■ What you need to do
Drop every picture and give the entries back exactly.

■ Entries taken from a collection
====================
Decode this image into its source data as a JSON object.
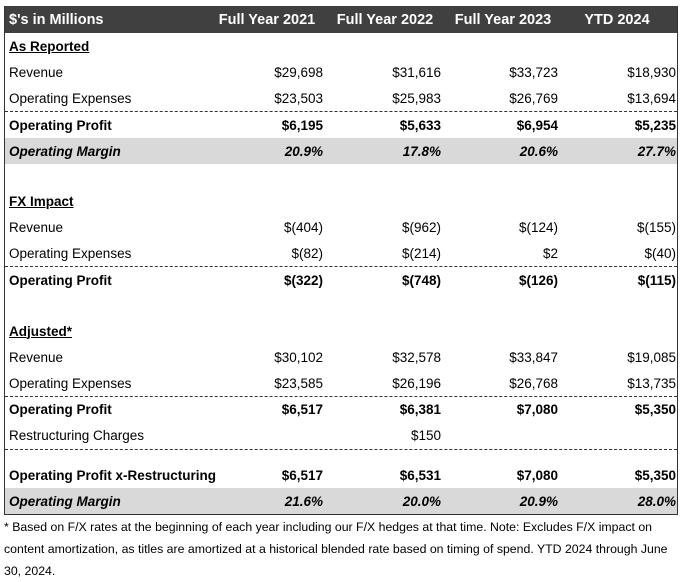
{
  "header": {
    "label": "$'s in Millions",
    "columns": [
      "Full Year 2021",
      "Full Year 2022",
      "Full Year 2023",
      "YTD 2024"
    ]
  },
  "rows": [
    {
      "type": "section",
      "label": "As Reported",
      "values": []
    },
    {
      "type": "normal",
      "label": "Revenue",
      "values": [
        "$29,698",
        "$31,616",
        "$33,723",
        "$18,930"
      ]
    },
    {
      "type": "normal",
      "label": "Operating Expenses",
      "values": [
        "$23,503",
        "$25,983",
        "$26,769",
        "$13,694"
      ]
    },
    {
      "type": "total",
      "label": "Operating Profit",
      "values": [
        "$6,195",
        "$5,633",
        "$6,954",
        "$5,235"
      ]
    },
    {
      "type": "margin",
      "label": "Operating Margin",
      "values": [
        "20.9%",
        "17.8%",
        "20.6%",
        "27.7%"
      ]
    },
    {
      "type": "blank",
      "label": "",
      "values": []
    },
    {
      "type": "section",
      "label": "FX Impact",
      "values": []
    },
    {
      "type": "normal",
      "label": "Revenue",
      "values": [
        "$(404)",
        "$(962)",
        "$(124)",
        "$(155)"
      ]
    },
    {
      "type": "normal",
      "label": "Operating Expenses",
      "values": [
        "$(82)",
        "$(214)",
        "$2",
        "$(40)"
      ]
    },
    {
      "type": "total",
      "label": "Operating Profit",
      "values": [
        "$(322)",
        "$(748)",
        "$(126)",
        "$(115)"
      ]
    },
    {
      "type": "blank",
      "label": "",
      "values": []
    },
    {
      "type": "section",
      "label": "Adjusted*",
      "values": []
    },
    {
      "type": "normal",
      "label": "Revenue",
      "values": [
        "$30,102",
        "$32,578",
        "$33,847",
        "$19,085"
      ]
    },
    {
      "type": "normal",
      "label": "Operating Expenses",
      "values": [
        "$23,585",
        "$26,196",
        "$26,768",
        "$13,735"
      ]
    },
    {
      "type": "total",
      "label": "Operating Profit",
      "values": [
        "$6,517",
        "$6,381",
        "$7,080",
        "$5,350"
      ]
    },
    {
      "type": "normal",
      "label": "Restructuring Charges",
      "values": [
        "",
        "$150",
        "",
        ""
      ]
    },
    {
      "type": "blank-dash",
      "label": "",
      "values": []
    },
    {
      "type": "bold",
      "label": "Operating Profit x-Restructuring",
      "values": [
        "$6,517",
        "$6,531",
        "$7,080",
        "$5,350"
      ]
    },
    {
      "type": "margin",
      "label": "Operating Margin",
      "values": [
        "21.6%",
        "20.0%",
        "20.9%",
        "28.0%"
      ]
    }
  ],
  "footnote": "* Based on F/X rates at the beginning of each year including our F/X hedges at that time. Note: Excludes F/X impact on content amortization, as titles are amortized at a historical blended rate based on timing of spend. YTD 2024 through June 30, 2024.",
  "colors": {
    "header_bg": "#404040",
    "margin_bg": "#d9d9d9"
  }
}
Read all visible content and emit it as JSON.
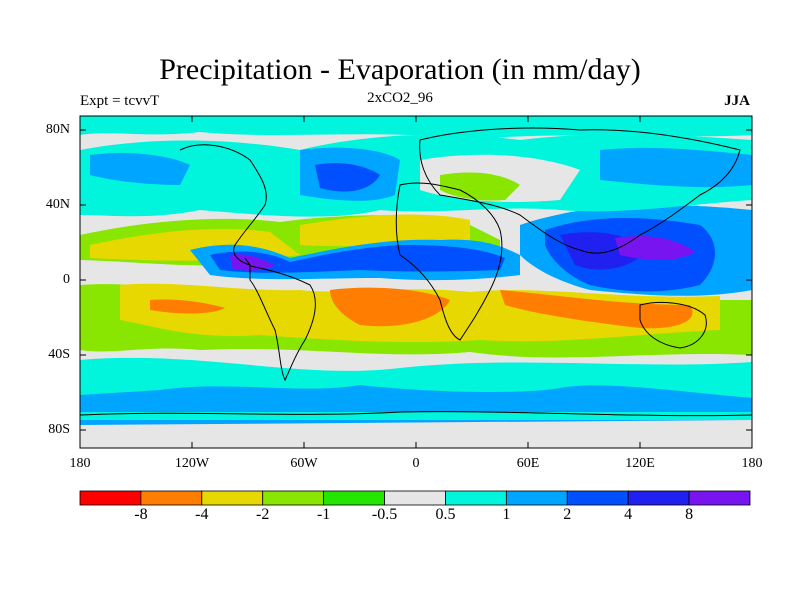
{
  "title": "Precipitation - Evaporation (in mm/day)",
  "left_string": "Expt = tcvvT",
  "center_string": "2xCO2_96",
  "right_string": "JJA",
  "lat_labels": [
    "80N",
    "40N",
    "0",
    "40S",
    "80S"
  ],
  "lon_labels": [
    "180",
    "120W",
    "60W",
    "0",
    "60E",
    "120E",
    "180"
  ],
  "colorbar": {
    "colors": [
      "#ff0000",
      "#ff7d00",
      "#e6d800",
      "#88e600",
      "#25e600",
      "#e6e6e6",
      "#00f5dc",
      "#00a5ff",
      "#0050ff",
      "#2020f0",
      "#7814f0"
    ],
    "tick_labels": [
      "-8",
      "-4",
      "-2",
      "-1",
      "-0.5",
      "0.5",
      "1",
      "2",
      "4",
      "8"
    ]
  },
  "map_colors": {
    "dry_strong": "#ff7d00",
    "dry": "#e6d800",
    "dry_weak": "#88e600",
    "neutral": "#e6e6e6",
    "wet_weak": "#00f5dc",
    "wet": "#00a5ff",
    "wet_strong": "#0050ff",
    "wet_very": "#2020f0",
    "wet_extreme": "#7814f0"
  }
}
====================
■ Completed task
Decode this image into its source data as a JSON object.
{
  "header": {
    "label": "$'s in Millions",
    "columns": [
      "Full Year 2021",
      "Full Year 2022",
      "Full Year 2023",
      "YTD 2024"
    ]
  },
  "rows": [
    {
      "type": "section",
      "label": "As Reported",
      "values": []
    },
    {
      "type": "normal",
      "label": "Revenue",
      "values": [
        "$29,698",
        "$31,616",
        "$33,723",
        "$18,930"
      ]
    },
    {
      "type": "normal",
      "label": "Operating Expenses",
      "values": [
        "$23,503",
        "$25,983",
        "$26,769",
        "$13,694"
      ]
    },
    {
      "type": "total",
      "label": "Operating Profit",
      "values": [
        "$6,195",
        "$5,633",
        "$6,954",
        "$5,235"
      ]
    },
    {
      "type": "margin",
      "label": "Operating Margin",
      "values": [
        "20.9%",
        "17.8%",
        "20.6%",
        "27.7%"
      ]
    },
    {
      "type": "blank",
      "label": "",
      "values": []
    },
    {
      "type": "section",
      "label": "FX Impact",
      "values": []
    },
    {
      "type": "normal",
      "label": "Revenue",
      "values": [
        "$(404)",
        "$(962)",
        "$(124)",
        "$(155)"
      ]
    },
    {
      "type": "normal",
      "label": "Operating Expenses",
      "values": [
        "$(82)",
        "$(214)",
        "$2",
        "$(40)"
      ]
    },
    {
      "type": "total",
      "label": "Operating Profit",
      "values": [
        "$(322)",
        "$(748)",
        "$(126)",
        "$(115)"
      ]
    },
    {
      "type": "blank",
      "label": "",
      "values": []
    },
    {
      "type": "section",
      "label": "Adjusted*",
      "values": []
    },
    {
      "type": "normal",
      "label": "Revenue",
      "values": [
        "$30,102",
        "$32,578",
        "$33,847",
        "$19,085"
      ]
    },
    {
      "type": "normal",
      "label": "Operating Expenses",
      "values": [
        "$23,585",
        "$26,196",
        "$26,768",
        "$13,735"
      ]
    },
    {
      "type": "total",
      "label": "Operating Profit",
      "values": [
        "$6,517",
        "$6,381",
        "$7,080",
        "$5,350"
      ]
    },
    {
      "type": "normal",
      "label": "Restructuring Charges",
      "values": [
        "",
        "$150",
        "",
        ""
      ]
    },
    {
      "type": "blank-dash",
      "label": "",
      "values": []
    },
    {
      "type": "bold",
      "label": "Operating Profit x-Restructuring",
      "values": [
        "$6,517",
        "$6,531",
        "$7,080",
        "$5,350"
      ]
    },
    {
      "type": "margin",
      "label": "Operating Margin",
      "values": [
        "21.6%",
        "20.0%",
        "20.9%",
        "28.0%"
      ]
    }
  ],
  "footnote": "* Based on F/X rates at the beginning of each year including our F/X hedges at that time. Note: Excludes F/X impact on content amortization, as titles are amortized at a historical blended rate based on timing of spend. YTD 2024 through June 30, 2024.",
  "colors": {
    "header_bg": "#404040",
    "margin_bg": "#d9d9d9"
  }
}
Read all visible content and emit it as JSON.
{
  "title": "Precipitation - Evaporation (in mm/day)",
  "left_string": "Expt = tcvvT",
  "center_string": "2xCO2_96",
  "right_string": "JJA",
  "lat_labels": [
    "80N",
    "40N",
    "0",
    "40S",
    "80S"
  ],
  "lon_labels": [
    "180",
    "120W",
    "60W",
    "0",
    "60E",
    "120E",
    "180"
  ],
  "colorbar": {
    "colors": [
      "#ff0000",
      "#ff7d00",
      "#e6d800",
      "#88e600",
      "#25e600",
      "#e6e6e6",
      "#00f5dc",
      "#00a5ff",
      "#0050ff",
      "#2020f0",
      "#7814f0"
    ],
    "tick_labels": [
      "-8",
      "-4",
      "-2",
      "-1",
      "-0.5",
      "0.5",
      "1",
      "2",
      "4",
      "8"
    ]
  },
  "map_colors": {
    "dry_strong": "#ff7d00",
    "dry": "#e6d800",
    "dry_weak": "#88e600",
    "neutral": "#e6e6e6",
    "wet_weak": "#00f5dc",
    "wet": "#00a5ff",
    "wet_strong": "#0050ff",
    "wet_very": "#2020f0",
    "wet_extreme": "#7814f0"
  }
}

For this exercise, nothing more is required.